_TASK PROMPT_.
A line counts if it contains the string "Breakout"; say how many such lines there are, giving only the number.

_PROVIDED DATA_.
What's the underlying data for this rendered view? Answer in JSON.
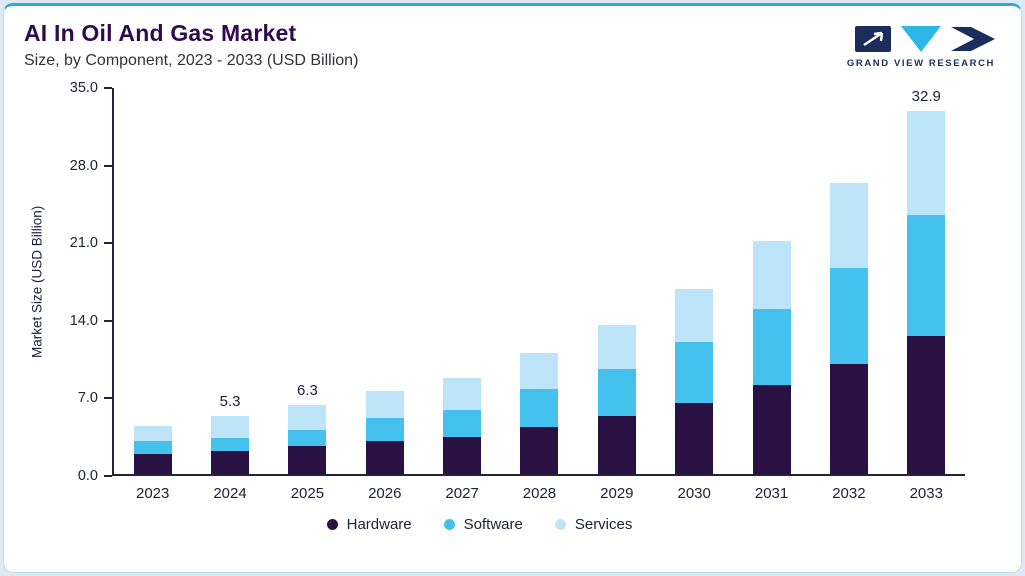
{
  "header": {
    "title": "AI In Oil And Gas Market",
    "subtitle": "Size, by Component, 2023 - 2033 (USD Billion)",
    "logo_text": "GRAND VIEW RESEARCH"
  },
  "colors": {
    "accent_top_border": "#2aa9e0",
    "title_text": "#31094e",
    "axis_text": "#20223a",
    "logo_navy": "#1b2d5b",
    "logo_cyan": "#2bb8e6"
  },
  "chart_data": {
    "type": "bar",
    "stacked": true,
    "title": "AI In Oil And Gas Market",
    "subtitle": "Size, by Component, 2023 - 2033 (USD Billion)",
    "xlabel": "",
    "ylabel": "Market Size (USD Billion)",
    "ylim": [
      0,
      35
    ],
    "ytick_labels": [
      "0.0",
      "7.0",
      "14.0",
      "21.0",
      "28.0",
      "35.0"
    ],
    "grid": false,
    "legend_position": "bottom",
    "categories": [
      "2023",
      "2024",
      "2025",
      "2026",
      "2027",
      "2028",
      "2029",
      "2030",
      "2031",
      "2032",
      "2033"
    ],
    "series": [
      {
        "name": "Hardware",
        "color": "#2a1144",
        "values": [
          1.8,
          2.1,
          2.5,
          3.0,
          3.4,
          4.3,
          5.3,
          6.4,
          8.1,
          10.0,
          12.5
        ]
      },
      {
        "name": "Software",
        "color": "#45c1ee",
        "values": [
          1.2,
          1.2,
          1.5,
          2.1,
          2.4,
          3.4,
          4.2,
          5.6,
          6.9,
          8.7,
          11.0
        ]
      },
      {
        "name": "Services",
        "color": "#bde4f9",
        "values": [
          1.4,
          2.0,
          2.3,
          2.4,
          2.9,
          3.3,
          4.0,
          4.8,
          6.1,
          7.7,
          9.4
        ]
      }
    ],
    "totals": [
      4.4,
      5.3,
      6.3,
      7.5,
      8.7,
      11.0,
      13.5,
      16.8,
      21.1,
      26.4,
      32.9
    ],
    "total_labels": [
      "",
      "5.3",
      "6.3",
      "",
      "",
      "",
      "",
      "",
      "",
      "",
      "32.9"
    ]
  }
}
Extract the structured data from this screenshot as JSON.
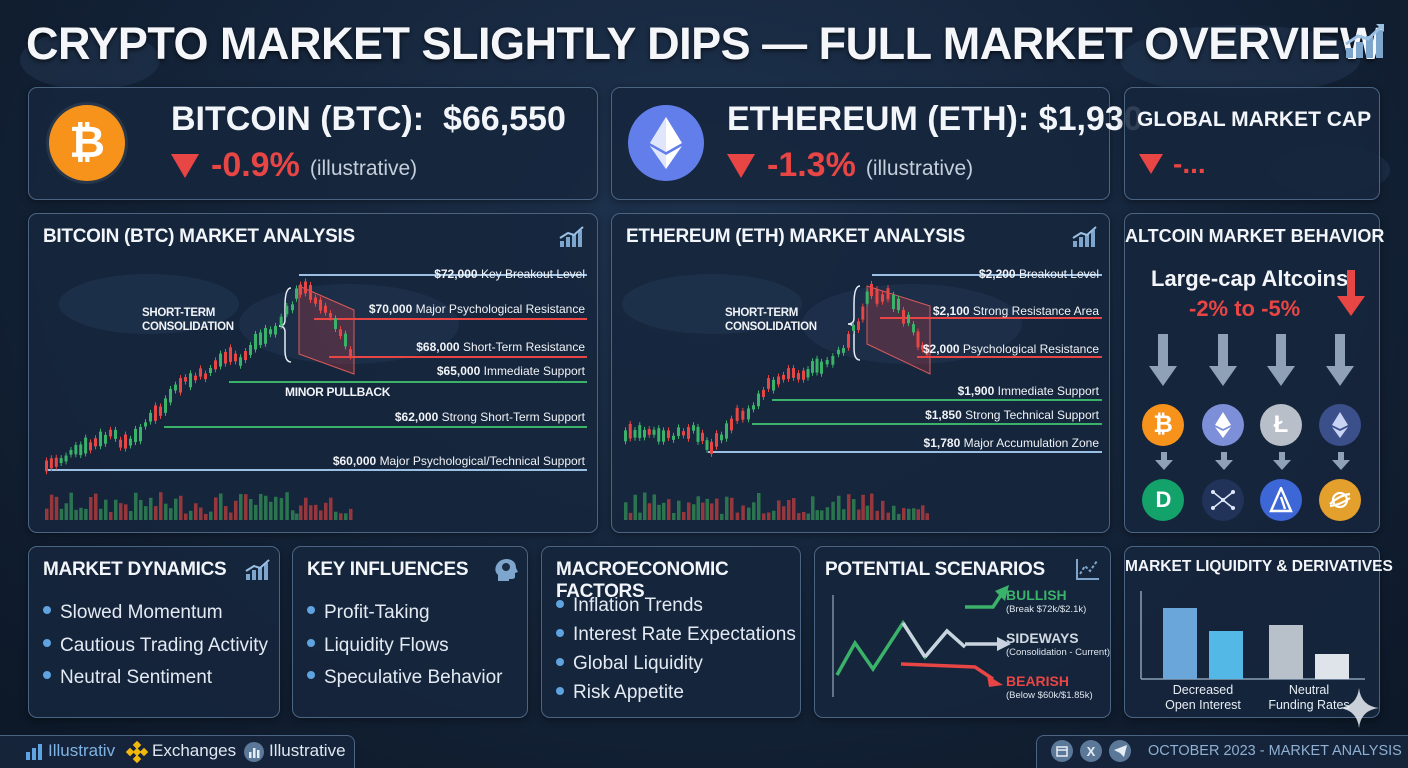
{
  "title": "CRYPTO MARKET SLIGHTLY DIPS — FULL MARKET OVERVIEW",
  "colors": {
    "up": "#3bb26a",
    "down": "#e84545",
    "accent": "#5fa4e0",
    "btc": "#f7931a",
    "eth": "#627eea"
  },
  "btc": {
    "name": "BITCOIN (BTC):",
    "price": "$66,550",
    "change": "-0.9%",
    "note": "(illustrative)",
    "icon": "bitcoin-icon"
  },
  "eth": {
    "name": "ETHEREUM (ETH):",
    "price": "$1,930",
    "change": "-1.3%",
    "note": "(illustrative)",
    "icon": "ethereum-icon"
  },
  "global": {
    "title": "GLOBAL MARKET CAP",
    "change": "-..."
  },
  "btc_analysis": {
    "title": "BITCOIN (BTC) MARKET ANALYSIS",
    "consolidation": "SHORT-TERM CONSOLIDATION",
    "pullback": "MINOR PULLBACK",
    "levels": [
      {
        "price": "$72,000",
        "label": "Key Breakout Level"
      },
      {
        "price": "$70,000",
        "label": "Major Psychological Resistance"
      },
      {
        "price": "$68,000",
        "label": "Short-Term Resistance"
      },
      {
        "price": "$65,000",
        "label": "Immediate Support"
      },
      {
        "price": "$62,000",
        "label": "Strong Short-Term Support"
      },
      {
        "price": "$60,000",
        "label": "Major Psychological/Technical Support"
      }
    ]
  },
  "eth_analysis": {
    "title": "ETHEREUM (ETH) MARKET ANALYSIS",
    "consolidation": "SHORT-TERM CONSOLIDATION",
    "levels": [
      {
        "price": "$2,200",
        "label": "Breakout Level"
      },
      {
        "price": "$2,100",
        "label": "Strong Resistance Area"
      },
      {
        "price": "$2,000",
        "label": "Psychological Resistance"
      },
      {
        "price": "$1,900",
        "label": "Immediate Support"
      },
      {
        "price": "$1,850",
        "label": "Strong Technical Support"
      },
      {
        "price": "$1,780",
        "label": "Major Accumulation Zone"
      }
    ]
  },
  "altcoin": {
    "title": "ALTCOIN MARKET BEHAVIOR",
    "label": "Large-cap Altcoins:",
    "range": "-2% to -5%",
    "top_icons": [
      "bitcoin-icon",
      "ethereum-icon",
      "litecoin-icon",
      "ethereum-classic-icon"
    ],
    "bottom_icons": [
      "dash-icon",
      "network-icon",
      "arbitrum-icon",
      "stellar-icon"
    ]
  },
  "dynamics": {
    "title": "MARKET DYNAMICS",
    "items": [
      "Slowed Momentum",
      "Cautious Trading Activity",
      "Neutral Sentiment"
    ]
  },
  "influences": {
    "title": "KEY INFLUENCES",
    "items": [
      "Profit-Taking",
      "Liquidity Flows",
      "Speculative Behavior"
    ]
  },
  "macro": {
    "title": "MACROECONOMIC FACTORS",
    "items": [
      "Inflation Trends",
      "Interest Rate Expectations",
      "Global Liquidity",
      "Risk Appetite"
    ]
  },
  "scenarios": {
    "title": "POTENTIAL SCENARIOS",
    "bullish": "BULLISH",
    "bullish_note": "(Break $72k/$2.1k)",
    "sideways": "SIDEWAYS",
    "sideways_note": "(Consolidation - Current)",
    "bearish": "BEARISH",
    "bearish_note": "(Below $60k/$1.85k)"
  },
  "liquidity": {
    "title": "MARKET LIQUIDITY & DERIVATIVES",
    "group1": "Decreased\nOpen Interest",
    "group2": "Neutral\nFunding Rates"
  },
  "footer": {
    "item1": "Illustrativ",
    "item2": "Exchanges",
    "item3": "Illustrative",
    "date": "OCTOBER 2023 - MARKET ANALYSIS"
  }
}
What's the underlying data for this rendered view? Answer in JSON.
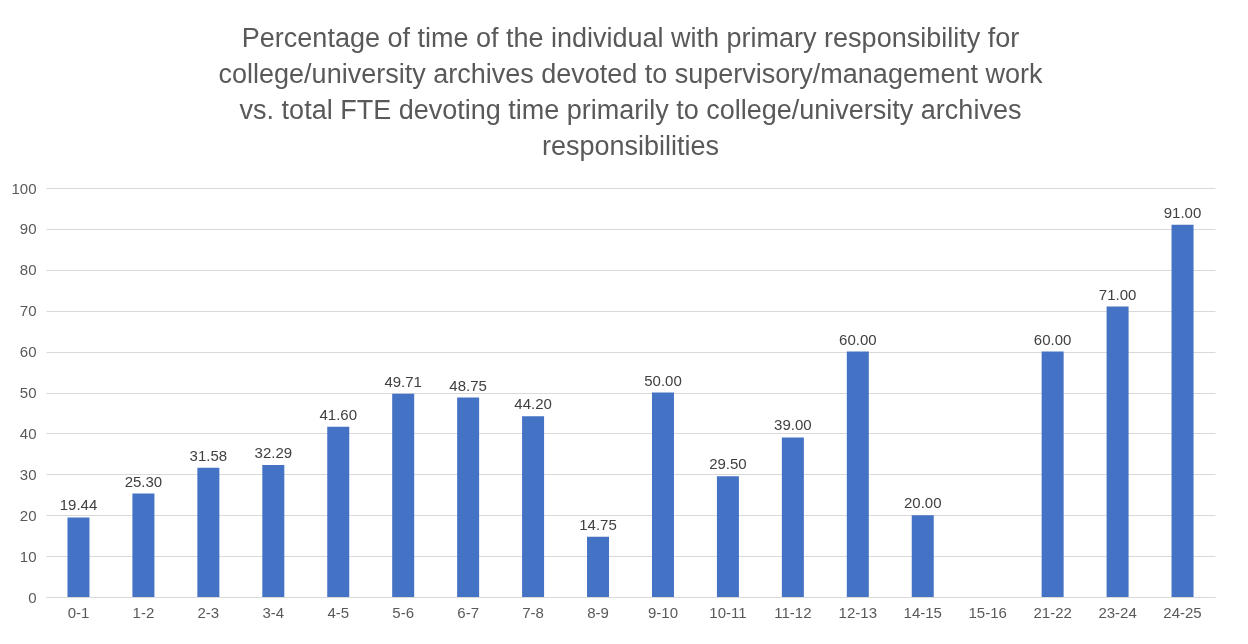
{
  "chart_data": {
    "type": "bar",
    "title": "Percentage of time of the individual with primary responsibility for college/university archives devoted to supervisory/management work vs. total FTE devoting time primarily to college/university archives responsibilities",
    "categories": [
      "0-1",
      "1-2",
      "2-3",
      "3-4",
      "4-5",
      "5-6",
      "6-7",
      "7-8",
      "8-9",
      "9-10",
      "10-11",
      "11-12",
      "12-13",
      "14-15",
      "15-16",
      "21-22",
      "23-24",
      "24-25"
    ],
    "values": [
      19.44,
      25.3,
      31.58,
      32.29,
      41.6,
      49.71,
      48.75,
      44.2,
      14.75,
      50.0,
      29.5,
      39.0,
      60.0,
      20.0,
      null,
      60.0,
      71.0,
      91.0
    ],
    "value_labels": [
      "19.44",
      "25.30",
      "31.58",
      "32.29",
      "41.60",
      "49.71",
      "48.75",
      "44.20",
      "14.75",
      "50.00",
      "29.50",
      "39.00",
      "60.00",
      "20.00",
      null,
      "60.00",
      "71.00",
      "91.00"
    ],
    "color": "#4472c4",
    "ylim": [
      0,
      100
    ],
    "yticks": [
      0,
      10,
      20,
      30,
      40,
      50,
      60,
      70,
      80,
      90,
      100
    ],
    "grid": "y"
  }
}
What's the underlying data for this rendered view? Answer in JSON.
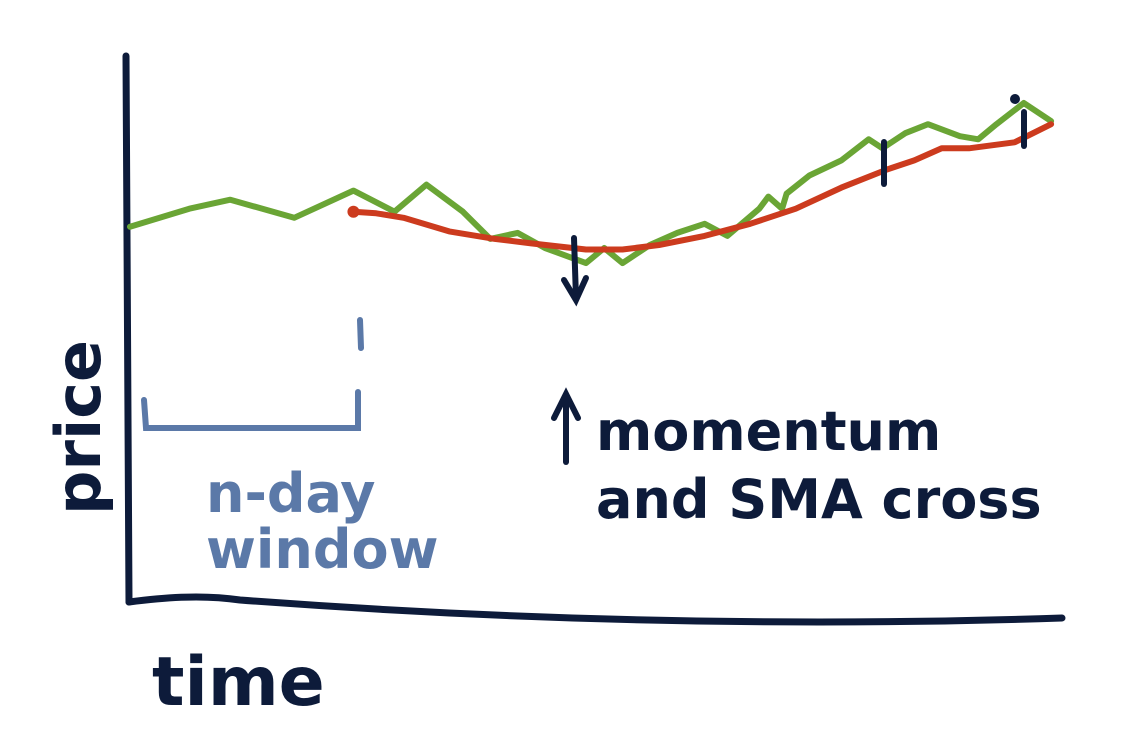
{
  "chart_data": {
    "type": "line",
    "title": "",
    "xlabel": "time",
    "ylabel": "price",
    "xlim": [
      0,
      100
    ],
    "ylim": [
      0,
      100
    ],
    "grid": false,
    "series": [
      {
        "key": "price",
        "color": "#6aa535",
        "x": [
          0,
          6.5,
          11,
          18,
          24.5,
          29,
          32.5,
          36.5,
          39.5,
          42.5,
          45.5,
          50,
          52,
          54,
          57,
          60,
          63,
          65.5,
          69,
          70,
          71.5,
          72,
          74.5,
          78,
          81,
          82.5,
          85,
          87.5,
          91,
          93,
          95,
          98,
          101
        ],
        "y": [
          58,
          64,
          67,
          61,
          70,
          63,
          72,
          63,
          54,
          56,
          51,
          46,
          51,
          46,
          52,
          56,
          59,
          55,
          64,
          68,
          64,
          69,
          75,
          80,
          87,
          84,
          89,
          92,
          88,
          87,
          92,
          99,
          93
        ]
      },
      {
        "key": "sma",
        "color": "#cc3b1e",
        "x": [
          24.5,
          27,
          30,
          35,
          40,
          44,
          50,
          54,
          58,
          63,
          68,
          73,
          78,
          83,
          86,
          89,
          92,
          97,
          101
        ],
        "y": [
          63,
          62.5,
          61,
          56.5,
          54,
          52.5,
          50.5,
          50.5,
          52,
          55,
          59,
          64,
          71,
          77,
          80,
          84,
          84,
          86,
          92
        ]
      }
    ],
    "annotations": [
      {
        "key": "window",
        "label_line1": "n-day",
        "label_line2": "window",
        "x_start": 0,
        "x_end": 24.5
      },
      {
        "key": "cross",
        "label_line1": "momentum",
        "label_line2": "and SMA cross",
        "x": 47,
        "y": 51
      }
    ]
  }
}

_TASK OUTPUT_.
2